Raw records
⟨

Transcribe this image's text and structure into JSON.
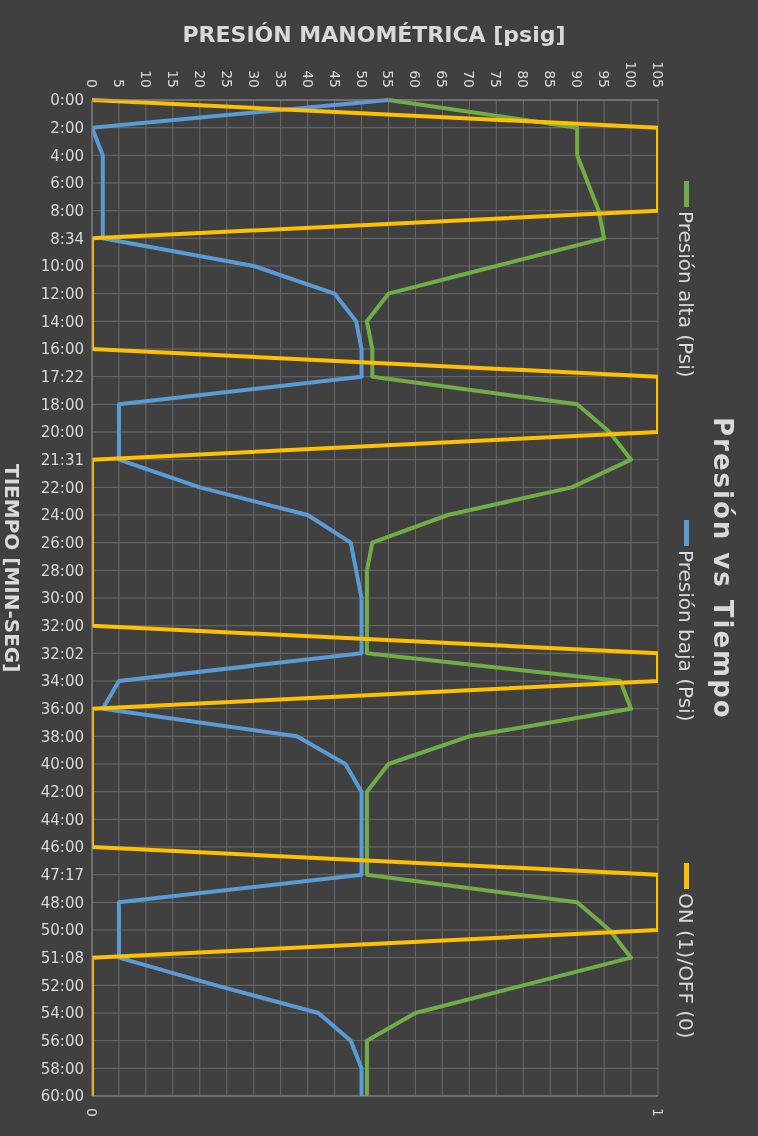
{
  "chart_data": {
    "type": "line",
    "orientation": "horizontal",
    "title": "Presión vs Tiempo",
    "ylabel": "TIEMPO [MIN-SEG]",
    "x2label": "PRESIÓN MANOMÉTRICA [psig]",
    "categories": [
      "0:00",
      "2:00",
      "4:00",
      "6:00",
      "8:00",
      "8:34",
      "10:00",
      "12:00",
      "14:00",
      "16:00",
      "17:22",
      "18:00",
      "20:00",
      "21:31",
      "22:00",
      "24:00",
      "26:00",
      "28:00",
      "30:00",
      "32:00",
      "32:02",
      "34:00",
      "36:00",
      "38:00",
      "40:00",
      "42:00",
      "44:00",
      "46:00",
      "47:17",
      "48:00",
      "50:00",
      "51:08",
      "52:00",
      "54:00",
      "56:00",
      "58:00",
      "60:00"
    ],
    "series": [
      {
        "name": "Presión alta (Psi)",
        "color": "#70ad47",
        "axis": "x2",
        "values": [
          55,
          90,
          90,
          92,
          94,
          95,
          75,
          55,
          51,
          52,
          52,
          90,
          96,
          100,
          89,
          66,
          52,
          51,
          51,
          51,
          51,
          98,
          100,
          70,
          55,
          51,
          51,
          51,
          51,
          90,
          96,
          100,
          80,
          60,
          51,
          51,
          51
        ]
      },
      {
        "name": "Presión baja (Psi)",
        "color": "#5b9bd5",
        "axis": "x2",
        "values": [
          55,
          0,
          2,
          2,
          2,
          2,
          30,
          45,
          49,
          50,
          50,
          5,
          5,
          5,
          20,
          40,
          48,
          49,
          50,
          50,
          50,
          5,
          2,
          38,
          47,
          50,
          50,
          50,
          50,
          5,
          5,
          5,
          23,
          42,
          48,
          50,
          50
        ]
      },
      {
        "name": "ON (1)/OFF (0)",
        "color": "#ffc000",
        "values": [
          0,
          1,
          1,
          1,
          1,
          0,
          0,
          0,
          0,
          0,
          1,
          1,
          1,
          0,
          0,
          0,
          0,
          0,
          0,
          0,
          1,
          1,
          0,
          0,
          0,
          0,
          0,
          0,
          1,
          1,
          1,
          0,
          0,
          0,
          0,
          0,
          0
        ]
      }
    ],
    "x2lim": [
      0,
      105
    ],
    "x2ticks": [
      0,
      5,
      10,
      15,
      20,
      25,
      30,
      35,
      40,
      45,
      50,
      55,
      60,
      65,
      70,
      75,
      80,
      85,
      90,
      95,
      100,
      105
    ],
    "xlim": [
      0,
      1
    ],
    "xticks": [
      0,
      1
    ],
    "grid": true,
    "legend": "right",
    "marker": "none",
    "line_style": "solid"
  }
}
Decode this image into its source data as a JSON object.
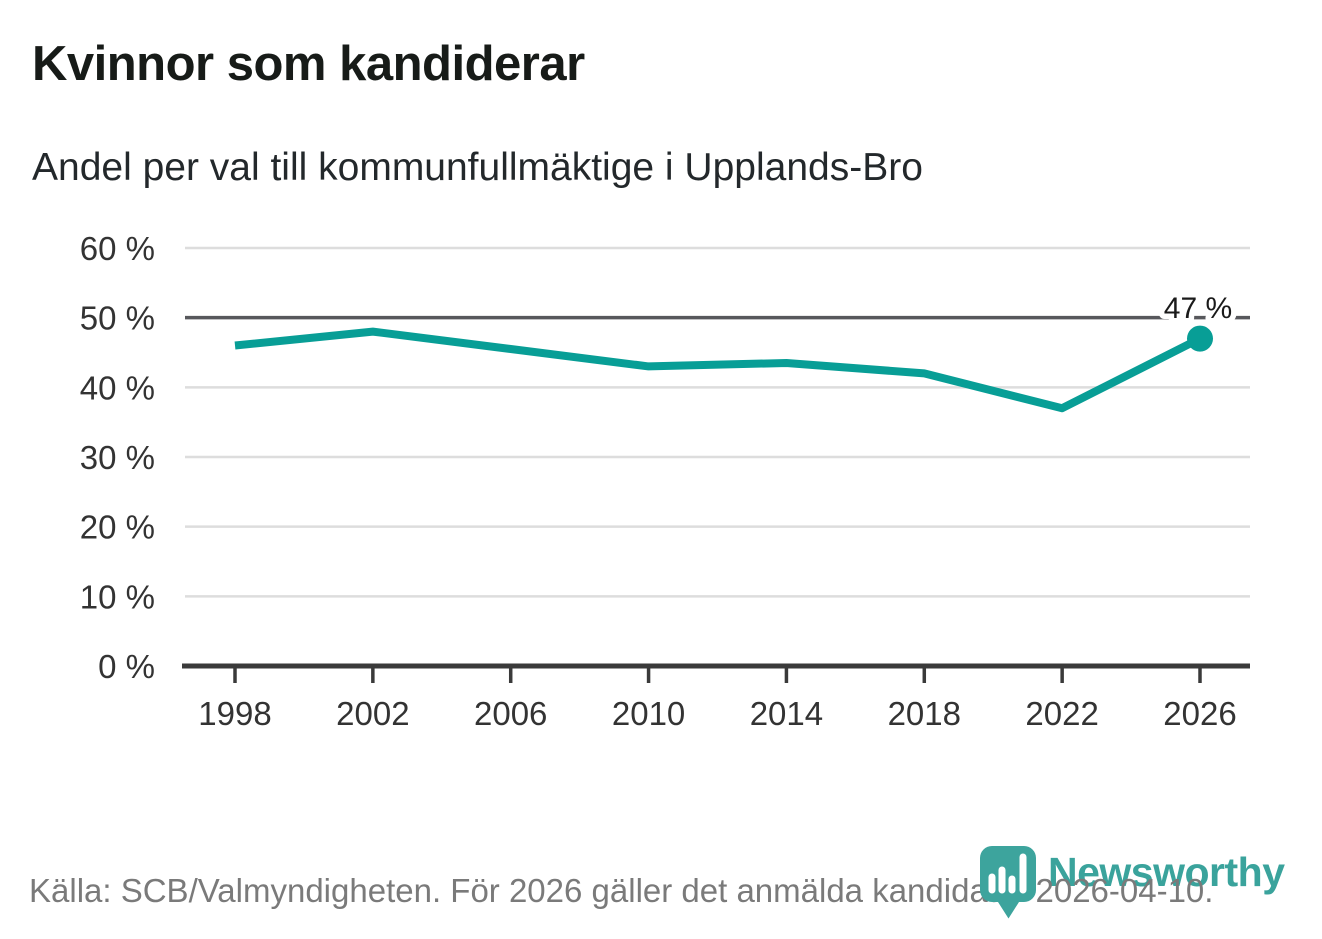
{
  "header": {
    "title": "Kvinnor som kandiderar",
    "subtitle": "Andel per val till kommunfullmäktige i Upplands-Bro"
  },
  "chart_data": {
    "type": "line",
    "x": [
      1998,
      2002,
      2006,
      2010,
      2014,
      2018,
      2022,
      2026
    ],
    "values": [
      46,
      48,
      45.5,
      43,
      43.5,
      42,
      37,
      47
    ],
    "title": "Kvinnor som kandiderar",
    "subtitle": "Andel per val till kommunfullmäktige i Upplands-Bro",
    "xlabel": "",
    "ylabel": "",
    "ylim": [
      0,
      60
    ],
    "ytick_step": 10,
    "ytick_suffix": " %",
    "grid": "horizontal",
    "highlight_gridline": 50,
    "legend": "none",
    "last_point_label": "47 %",
    "last_point_marker": true
  },
  "footer": {
    "source": "Källa: SCB/Valmyndigheten. För 2026 gäller det anmälda kandidater 2026-04-10."
  },
  "logo": {
    "text": "Newsworthy",
    "icon": "newsworthy-pin-chart-icon"
  },
  "colors": {
    "line": "#089e96",
    "dot": "#089e96",
    "grid": "#dddddd",
    "grid_highlight": "#57585c",
    "axis": "#3a3a3a",
    "tick_text": "#333333",
    "annotation_text": "#1a1a1a",
    "title_text": "#171b18",
    "footer_text": "#7a7a7a",
    "logo_teal": "#3aa39c"
  }
}
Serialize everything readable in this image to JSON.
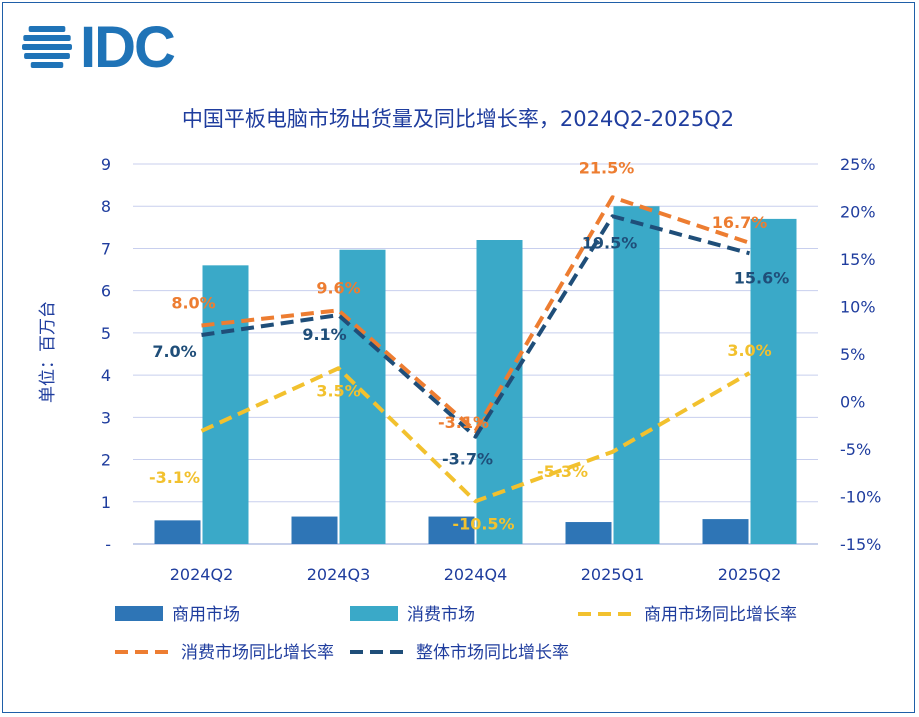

⟩

— What the exercise asks —
Leave out each picture and extract the lines from the one containing "Decode this image" through the end of the records above, inclusive, exactly as they stand.

— Exercise output —
Decode this image into its source data as a JSON object.
{
  "header": {
    "title": "Kvinnor som kandiderar",
    "subtitle": "Andel per val till kommunfullmäktige i Upplands-Bro"
  },
  "chart_data": {
    "type": "line",
    "x": [
      1998,
      2002,
      2006,
      2010,
      2014,
      2018,
      2022,
      2026
    ],
    "values": [
      46,
      48,
      45.5,
      43,
      43.5,
      42,
      37,
      47
    ],
    "title": "Kvinnor som kandiderar",
    "subtitle": "Andel per val till kommunfullmäktige i Upplands-Bro",
    "xlabel": "",
    "ylabel": "",
    "ylim": [
      0,
      60
    ],
    "ytick_step": 10,
    "ytick_suffix": " %",
    "grid": "horizontal",
    "highlight_gridline": 50,
    "legend": "none",
    "last_point_label": "47 %",
    "last_point_marker": true
  },
  "footer": {
    "source": "Källa: SCB/Valmyndigheten. För 2026 gäller det anmälda kandidater 2026-04-10."
  },
  "logo": {
    "text": "Newsworthy",
    "icon": "newsworthy-pin-chart-icon"
  },
  "colors": {
    "line": "#089e96",
    "dot": "#089e96",
    "grid": "#dddddd",
    "grid_highlight": "#57585c",
    "axis": "#3a3a3a",
    "tick_text": "#333333",
    "annotation_text": "#1a1a1a",
    "title_text": "#171b18",
    "footer_text": "#7a7a7a",
    "logo_teal": "#3aa39c"
  }
}
Serialize everything readable in this image to JSON.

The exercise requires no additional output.